**Supplied material**
** START **

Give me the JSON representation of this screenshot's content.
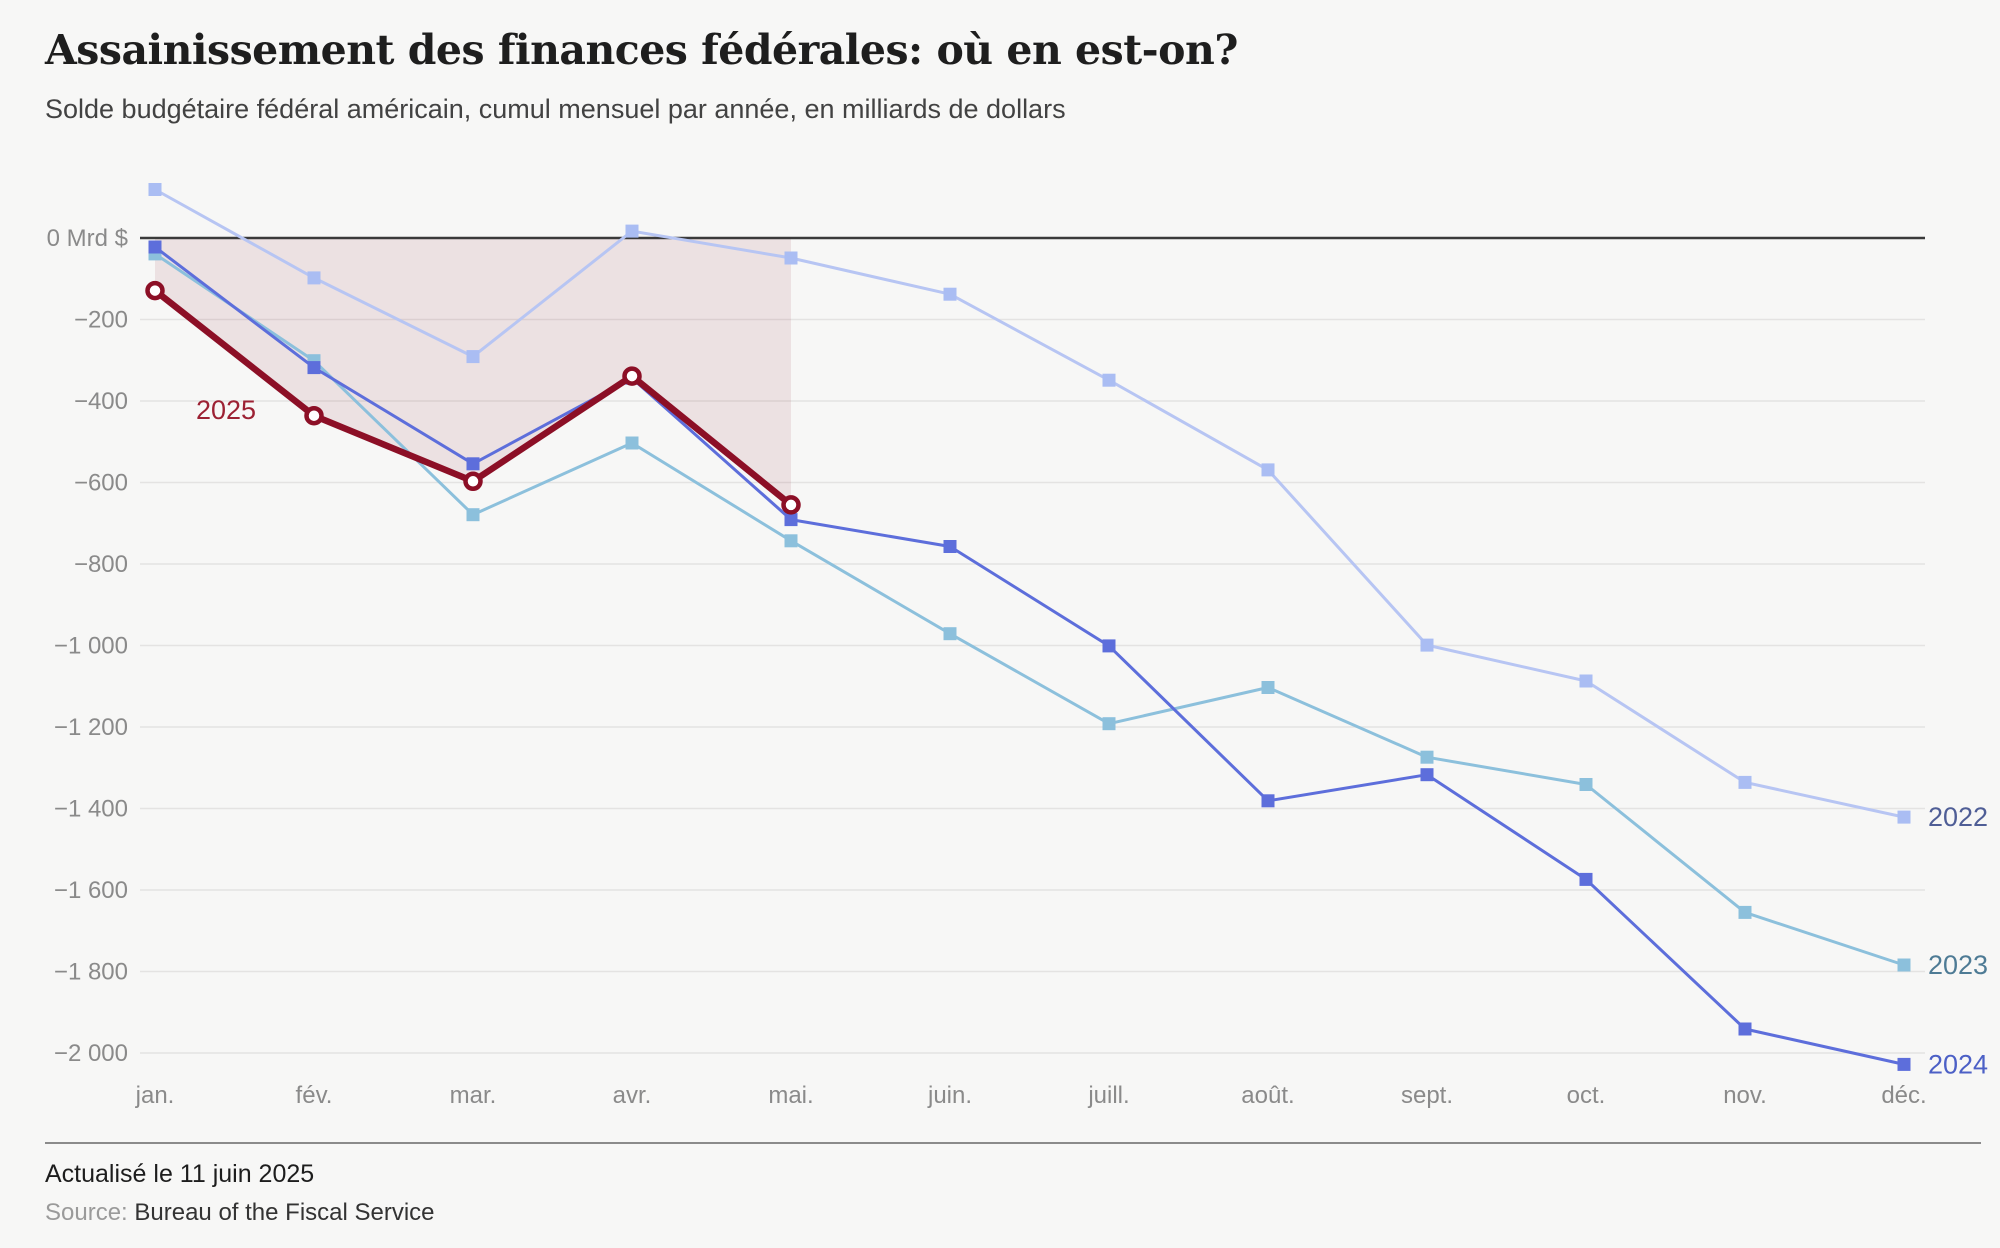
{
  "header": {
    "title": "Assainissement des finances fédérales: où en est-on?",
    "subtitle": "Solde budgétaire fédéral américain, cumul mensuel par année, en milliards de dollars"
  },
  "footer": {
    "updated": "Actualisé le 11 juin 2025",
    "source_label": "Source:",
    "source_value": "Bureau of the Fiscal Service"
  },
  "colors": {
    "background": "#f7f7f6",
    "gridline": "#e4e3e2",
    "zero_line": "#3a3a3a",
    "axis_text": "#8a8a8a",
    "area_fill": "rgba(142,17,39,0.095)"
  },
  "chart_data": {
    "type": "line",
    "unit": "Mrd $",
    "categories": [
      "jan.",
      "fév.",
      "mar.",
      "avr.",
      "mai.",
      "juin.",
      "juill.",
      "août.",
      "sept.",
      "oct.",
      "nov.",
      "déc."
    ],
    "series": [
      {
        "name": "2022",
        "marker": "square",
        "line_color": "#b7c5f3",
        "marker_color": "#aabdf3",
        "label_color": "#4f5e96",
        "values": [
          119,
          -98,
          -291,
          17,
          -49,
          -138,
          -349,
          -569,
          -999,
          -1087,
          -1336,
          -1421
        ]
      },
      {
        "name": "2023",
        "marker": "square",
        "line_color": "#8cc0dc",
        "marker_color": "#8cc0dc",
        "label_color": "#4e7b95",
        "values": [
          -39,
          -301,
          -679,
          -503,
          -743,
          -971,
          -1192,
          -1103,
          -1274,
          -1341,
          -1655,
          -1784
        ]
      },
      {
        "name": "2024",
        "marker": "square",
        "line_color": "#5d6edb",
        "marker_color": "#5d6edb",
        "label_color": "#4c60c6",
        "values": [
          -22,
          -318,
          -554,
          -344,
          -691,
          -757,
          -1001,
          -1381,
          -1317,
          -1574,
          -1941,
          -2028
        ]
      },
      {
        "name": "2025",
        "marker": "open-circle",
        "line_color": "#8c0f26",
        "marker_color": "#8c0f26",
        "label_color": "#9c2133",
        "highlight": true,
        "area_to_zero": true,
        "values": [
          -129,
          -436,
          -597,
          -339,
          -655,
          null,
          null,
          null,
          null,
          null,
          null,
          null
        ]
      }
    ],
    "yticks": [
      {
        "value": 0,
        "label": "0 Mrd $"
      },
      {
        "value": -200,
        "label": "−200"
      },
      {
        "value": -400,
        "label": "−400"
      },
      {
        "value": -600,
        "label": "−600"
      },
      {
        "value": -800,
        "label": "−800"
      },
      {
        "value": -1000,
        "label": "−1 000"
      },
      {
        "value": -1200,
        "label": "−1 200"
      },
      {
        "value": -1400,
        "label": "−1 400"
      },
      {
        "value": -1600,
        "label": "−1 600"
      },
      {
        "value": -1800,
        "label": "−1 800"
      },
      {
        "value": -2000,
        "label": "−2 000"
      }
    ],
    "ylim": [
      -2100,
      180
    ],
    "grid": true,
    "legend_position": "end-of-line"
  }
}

** END **

**Challenge**
Pick out the lines above containing the word "true", then copy them.

**Exercise solution**
        "highlight": true,
        "area_to_zero": true,
    "grid": true,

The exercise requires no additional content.